→ DATA SUPPLIED:
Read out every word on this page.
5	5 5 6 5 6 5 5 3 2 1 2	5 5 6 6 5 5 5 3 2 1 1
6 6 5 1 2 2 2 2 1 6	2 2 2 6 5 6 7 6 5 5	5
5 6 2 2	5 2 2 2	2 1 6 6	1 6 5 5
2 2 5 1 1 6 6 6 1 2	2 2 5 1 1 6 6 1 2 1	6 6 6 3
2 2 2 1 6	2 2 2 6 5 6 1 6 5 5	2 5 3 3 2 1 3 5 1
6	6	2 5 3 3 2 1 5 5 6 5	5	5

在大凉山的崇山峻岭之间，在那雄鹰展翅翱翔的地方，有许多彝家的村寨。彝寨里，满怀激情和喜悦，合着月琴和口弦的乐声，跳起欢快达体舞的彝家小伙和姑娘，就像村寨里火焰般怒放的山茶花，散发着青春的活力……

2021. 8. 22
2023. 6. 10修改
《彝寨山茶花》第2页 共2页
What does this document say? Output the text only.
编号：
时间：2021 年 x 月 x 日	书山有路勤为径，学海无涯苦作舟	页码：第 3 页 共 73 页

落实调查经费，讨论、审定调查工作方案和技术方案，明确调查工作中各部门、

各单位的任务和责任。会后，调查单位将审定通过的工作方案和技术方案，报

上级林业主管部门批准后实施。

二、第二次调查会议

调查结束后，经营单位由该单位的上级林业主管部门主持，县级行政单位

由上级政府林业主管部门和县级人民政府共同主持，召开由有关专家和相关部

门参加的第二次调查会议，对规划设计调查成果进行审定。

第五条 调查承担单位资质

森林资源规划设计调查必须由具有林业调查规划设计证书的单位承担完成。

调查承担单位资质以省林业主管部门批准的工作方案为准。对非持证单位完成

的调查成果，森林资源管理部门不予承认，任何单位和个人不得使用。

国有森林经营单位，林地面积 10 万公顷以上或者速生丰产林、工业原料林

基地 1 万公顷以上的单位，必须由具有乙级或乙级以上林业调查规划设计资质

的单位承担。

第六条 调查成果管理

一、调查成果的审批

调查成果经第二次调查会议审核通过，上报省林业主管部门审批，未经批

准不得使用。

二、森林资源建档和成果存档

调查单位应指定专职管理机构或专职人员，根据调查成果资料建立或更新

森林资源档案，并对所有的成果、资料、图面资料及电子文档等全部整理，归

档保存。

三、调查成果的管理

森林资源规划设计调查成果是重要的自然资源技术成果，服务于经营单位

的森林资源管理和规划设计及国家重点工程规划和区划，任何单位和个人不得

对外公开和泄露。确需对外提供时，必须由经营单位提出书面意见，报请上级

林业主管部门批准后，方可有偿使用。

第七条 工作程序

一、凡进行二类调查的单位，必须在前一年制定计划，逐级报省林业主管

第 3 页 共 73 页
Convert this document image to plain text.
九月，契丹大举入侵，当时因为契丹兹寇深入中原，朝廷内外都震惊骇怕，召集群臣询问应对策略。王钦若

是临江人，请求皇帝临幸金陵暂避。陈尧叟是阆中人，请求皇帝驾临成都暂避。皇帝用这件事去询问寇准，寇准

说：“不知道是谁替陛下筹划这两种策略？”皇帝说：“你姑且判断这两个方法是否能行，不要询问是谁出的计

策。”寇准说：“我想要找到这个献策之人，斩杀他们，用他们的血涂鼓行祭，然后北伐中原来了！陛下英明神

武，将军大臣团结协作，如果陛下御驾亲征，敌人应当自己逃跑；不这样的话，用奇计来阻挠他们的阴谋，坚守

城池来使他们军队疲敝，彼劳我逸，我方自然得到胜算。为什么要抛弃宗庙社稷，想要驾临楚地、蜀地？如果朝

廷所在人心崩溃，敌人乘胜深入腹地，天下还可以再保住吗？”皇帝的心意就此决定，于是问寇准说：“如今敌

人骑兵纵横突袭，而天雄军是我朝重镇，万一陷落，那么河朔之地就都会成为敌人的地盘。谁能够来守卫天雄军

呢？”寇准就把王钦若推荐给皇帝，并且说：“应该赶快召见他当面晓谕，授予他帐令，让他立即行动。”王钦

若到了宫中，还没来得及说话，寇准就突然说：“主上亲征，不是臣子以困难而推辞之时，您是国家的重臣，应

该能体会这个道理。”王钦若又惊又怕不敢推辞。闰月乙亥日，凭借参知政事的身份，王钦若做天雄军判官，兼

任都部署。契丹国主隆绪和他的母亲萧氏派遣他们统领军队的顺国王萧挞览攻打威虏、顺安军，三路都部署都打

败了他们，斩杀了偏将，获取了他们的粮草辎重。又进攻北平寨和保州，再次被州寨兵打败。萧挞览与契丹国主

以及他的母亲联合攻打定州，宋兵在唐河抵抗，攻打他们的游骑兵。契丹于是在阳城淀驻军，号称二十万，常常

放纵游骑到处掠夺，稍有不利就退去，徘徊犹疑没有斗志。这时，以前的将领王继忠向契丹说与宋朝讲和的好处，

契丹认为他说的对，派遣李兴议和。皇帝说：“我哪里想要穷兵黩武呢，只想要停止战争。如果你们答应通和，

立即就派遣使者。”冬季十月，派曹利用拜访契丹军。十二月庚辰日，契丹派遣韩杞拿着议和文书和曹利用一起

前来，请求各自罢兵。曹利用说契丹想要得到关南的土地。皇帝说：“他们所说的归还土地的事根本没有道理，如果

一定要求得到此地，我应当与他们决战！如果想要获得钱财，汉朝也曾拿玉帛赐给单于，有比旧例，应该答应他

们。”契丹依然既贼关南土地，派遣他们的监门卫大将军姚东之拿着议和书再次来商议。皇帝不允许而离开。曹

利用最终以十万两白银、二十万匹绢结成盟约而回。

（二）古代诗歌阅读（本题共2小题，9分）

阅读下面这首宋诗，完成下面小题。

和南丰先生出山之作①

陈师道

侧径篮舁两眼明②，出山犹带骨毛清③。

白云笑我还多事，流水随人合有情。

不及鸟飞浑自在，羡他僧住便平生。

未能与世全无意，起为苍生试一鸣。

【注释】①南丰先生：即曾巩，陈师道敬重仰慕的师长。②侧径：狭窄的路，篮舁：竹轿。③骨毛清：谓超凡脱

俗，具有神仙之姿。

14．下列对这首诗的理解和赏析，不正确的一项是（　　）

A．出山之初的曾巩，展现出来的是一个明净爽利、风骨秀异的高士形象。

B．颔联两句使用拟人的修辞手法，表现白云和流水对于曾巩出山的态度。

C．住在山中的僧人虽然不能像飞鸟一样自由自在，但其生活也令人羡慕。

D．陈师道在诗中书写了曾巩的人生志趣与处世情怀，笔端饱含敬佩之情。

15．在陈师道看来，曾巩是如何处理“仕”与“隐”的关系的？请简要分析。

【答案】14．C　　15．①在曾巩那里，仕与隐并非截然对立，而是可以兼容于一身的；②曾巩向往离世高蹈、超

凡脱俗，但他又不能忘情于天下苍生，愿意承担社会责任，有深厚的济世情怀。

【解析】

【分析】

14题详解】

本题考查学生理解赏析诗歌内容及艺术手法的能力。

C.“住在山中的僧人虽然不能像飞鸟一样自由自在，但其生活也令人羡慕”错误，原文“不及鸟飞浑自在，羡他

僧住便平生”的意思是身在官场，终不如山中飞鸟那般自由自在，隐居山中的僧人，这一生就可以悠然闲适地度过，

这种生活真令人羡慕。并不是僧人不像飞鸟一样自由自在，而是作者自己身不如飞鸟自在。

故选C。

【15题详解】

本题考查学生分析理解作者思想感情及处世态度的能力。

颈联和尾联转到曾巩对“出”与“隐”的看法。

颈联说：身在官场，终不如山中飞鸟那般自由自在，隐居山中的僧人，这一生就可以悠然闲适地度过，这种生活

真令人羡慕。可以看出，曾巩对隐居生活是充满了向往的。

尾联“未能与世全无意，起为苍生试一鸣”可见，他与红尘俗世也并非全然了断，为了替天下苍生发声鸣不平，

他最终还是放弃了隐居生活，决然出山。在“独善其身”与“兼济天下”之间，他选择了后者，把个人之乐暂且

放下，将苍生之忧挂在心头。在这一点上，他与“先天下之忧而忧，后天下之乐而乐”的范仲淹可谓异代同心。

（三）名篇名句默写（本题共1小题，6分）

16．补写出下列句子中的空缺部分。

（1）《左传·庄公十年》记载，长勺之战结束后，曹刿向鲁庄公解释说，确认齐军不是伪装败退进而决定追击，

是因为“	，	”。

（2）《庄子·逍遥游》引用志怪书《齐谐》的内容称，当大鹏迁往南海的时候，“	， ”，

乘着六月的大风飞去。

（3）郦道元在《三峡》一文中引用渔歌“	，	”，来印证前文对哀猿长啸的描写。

→ WHAT IS EXPECTED: Select the lines in this material that hold the word "住在山中的僧人虽然不能像飞鸟一样自由自在", leaving none out.

→ ANSWER BELOW:
C．住在山中的僧人虽然不能像飞鸟一样自由自在，但其生活也令人羡慕。
C.“住在山中的僧人虽然不能像飞鸟一样自由自在，但其生活也令人羡慕”错误，原文“不及鸟飞浑自在，羡他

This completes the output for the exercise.